(Entries for layout elements)
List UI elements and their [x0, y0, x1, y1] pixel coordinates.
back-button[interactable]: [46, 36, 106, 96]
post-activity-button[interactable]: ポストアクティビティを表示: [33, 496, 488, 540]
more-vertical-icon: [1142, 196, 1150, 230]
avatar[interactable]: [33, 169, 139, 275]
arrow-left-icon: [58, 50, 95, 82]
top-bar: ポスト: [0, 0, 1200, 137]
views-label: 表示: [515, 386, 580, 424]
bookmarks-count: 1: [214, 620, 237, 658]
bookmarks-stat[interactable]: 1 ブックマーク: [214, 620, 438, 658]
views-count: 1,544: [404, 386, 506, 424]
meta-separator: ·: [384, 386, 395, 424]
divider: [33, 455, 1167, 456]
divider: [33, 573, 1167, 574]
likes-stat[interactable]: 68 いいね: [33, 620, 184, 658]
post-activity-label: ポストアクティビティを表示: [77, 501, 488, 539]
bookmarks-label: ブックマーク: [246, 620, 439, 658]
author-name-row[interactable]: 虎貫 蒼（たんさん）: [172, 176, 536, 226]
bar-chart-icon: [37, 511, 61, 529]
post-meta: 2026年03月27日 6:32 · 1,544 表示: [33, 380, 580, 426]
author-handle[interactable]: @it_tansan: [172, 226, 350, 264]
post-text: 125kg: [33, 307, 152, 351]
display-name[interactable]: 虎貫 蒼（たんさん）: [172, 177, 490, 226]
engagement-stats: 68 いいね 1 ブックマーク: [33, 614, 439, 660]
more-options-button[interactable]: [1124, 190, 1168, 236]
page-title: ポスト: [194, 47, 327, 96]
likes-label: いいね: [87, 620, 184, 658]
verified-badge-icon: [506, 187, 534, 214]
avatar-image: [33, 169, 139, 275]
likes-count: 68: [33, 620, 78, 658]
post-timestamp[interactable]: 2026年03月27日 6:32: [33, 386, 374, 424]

* _Set exercise_: Reproduce the entries word for word, from the first line through the line holding "avatar[interactable]: [33, 169, 139, 275]", with both ends included.

* _Result for this exercise_:
List UI elements and their [x0, y0, x1, y1] pixel coordinates.
back-button[interactable]: [46, 36, 106, 96]
post-activity-button[interactable]: ポストアクティビティを表示: [33, 496, 488, 540]
more-vertical-icon: [1142, 196, 1150, 230]
avatar[interactable]: [33, 169, 139, 275]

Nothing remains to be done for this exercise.